[Source records]
□ □ □

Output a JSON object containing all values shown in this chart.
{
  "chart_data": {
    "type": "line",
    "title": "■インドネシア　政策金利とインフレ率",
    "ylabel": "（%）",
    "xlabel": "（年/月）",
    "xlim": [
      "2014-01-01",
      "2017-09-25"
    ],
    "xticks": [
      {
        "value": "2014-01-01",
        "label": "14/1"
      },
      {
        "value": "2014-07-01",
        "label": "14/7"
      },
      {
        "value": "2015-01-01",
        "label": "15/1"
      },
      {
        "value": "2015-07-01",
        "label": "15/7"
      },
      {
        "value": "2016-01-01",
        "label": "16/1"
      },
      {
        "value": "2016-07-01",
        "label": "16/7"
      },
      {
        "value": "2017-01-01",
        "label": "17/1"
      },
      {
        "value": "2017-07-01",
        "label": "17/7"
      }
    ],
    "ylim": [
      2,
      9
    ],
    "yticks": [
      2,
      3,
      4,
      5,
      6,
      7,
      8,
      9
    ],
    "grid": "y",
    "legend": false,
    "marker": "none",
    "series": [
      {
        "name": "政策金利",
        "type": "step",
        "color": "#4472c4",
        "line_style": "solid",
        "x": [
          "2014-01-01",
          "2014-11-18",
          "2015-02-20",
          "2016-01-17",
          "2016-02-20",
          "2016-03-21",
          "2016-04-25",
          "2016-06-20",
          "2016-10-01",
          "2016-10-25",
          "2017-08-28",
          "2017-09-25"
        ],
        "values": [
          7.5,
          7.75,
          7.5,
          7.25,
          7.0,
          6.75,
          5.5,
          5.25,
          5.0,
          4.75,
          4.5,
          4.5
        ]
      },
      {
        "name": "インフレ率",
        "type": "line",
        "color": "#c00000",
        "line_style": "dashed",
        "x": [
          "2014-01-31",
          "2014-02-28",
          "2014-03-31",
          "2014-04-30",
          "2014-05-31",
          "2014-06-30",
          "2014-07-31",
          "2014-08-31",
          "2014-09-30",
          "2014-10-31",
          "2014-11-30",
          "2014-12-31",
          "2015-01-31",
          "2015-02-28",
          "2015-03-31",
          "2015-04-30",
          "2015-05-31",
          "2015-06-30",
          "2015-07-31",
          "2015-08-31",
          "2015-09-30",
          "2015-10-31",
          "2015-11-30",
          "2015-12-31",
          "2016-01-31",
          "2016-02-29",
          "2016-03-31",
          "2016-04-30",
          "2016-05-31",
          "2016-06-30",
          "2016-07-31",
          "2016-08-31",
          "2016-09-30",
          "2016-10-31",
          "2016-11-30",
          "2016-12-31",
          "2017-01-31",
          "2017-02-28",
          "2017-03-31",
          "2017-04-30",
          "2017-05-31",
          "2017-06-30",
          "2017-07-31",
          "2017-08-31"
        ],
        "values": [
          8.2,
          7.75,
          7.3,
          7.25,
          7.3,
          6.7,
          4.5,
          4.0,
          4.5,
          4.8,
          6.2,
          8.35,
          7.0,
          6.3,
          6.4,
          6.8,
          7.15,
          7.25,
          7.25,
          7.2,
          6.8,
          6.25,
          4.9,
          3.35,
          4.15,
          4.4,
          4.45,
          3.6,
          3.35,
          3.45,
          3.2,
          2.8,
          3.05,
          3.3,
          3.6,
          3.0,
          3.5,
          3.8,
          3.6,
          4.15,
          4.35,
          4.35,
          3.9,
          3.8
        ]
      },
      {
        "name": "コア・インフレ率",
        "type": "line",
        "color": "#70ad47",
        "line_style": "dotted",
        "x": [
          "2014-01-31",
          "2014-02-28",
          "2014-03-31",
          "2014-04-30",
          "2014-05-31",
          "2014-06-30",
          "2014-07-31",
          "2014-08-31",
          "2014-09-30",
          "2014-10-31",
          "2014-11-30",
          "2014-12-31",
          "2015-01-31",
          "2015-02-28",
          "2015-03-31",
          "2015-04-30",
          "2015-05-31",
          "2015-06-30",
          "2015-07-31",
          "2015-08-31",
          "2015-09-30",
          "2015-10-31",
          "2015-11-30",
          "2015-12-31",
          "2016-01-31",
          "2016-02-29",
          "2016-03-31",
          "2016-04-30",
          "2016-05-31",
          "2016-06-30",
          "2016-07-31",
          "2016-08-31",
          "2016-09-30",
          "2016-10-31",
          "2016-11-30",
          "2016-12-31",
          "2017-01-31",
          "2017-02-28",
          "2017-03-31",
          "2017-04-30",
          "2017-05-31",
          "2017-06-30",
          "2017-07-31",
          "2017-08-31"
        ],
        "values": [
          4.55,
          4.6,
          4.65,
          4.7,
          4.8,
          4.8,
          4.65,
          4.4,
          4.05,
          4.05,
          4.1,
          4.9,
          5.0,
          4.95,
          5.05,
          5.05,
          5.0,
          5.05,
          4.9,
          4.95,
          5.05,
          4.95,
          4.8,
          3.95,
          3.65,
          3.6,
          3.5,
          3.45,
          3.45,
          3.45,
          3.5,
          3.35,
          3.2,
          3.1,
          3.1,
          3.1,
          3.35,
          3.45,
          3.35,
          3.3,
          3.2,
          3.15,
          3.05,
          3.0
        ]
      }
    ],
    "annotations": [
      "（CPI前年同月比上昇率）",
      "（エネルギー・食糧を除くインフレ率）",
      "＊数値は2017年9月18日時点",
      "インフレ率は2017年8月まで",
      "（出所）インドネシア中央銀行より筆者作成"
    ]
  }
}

□ □ □

**PROBLEM TO SOLVE:** Find each line holding the word "type" and copy it.

**ANSWER BELOW:**
    "type": "line",
        "type": "step",
        "type": "line",
        "type": "line",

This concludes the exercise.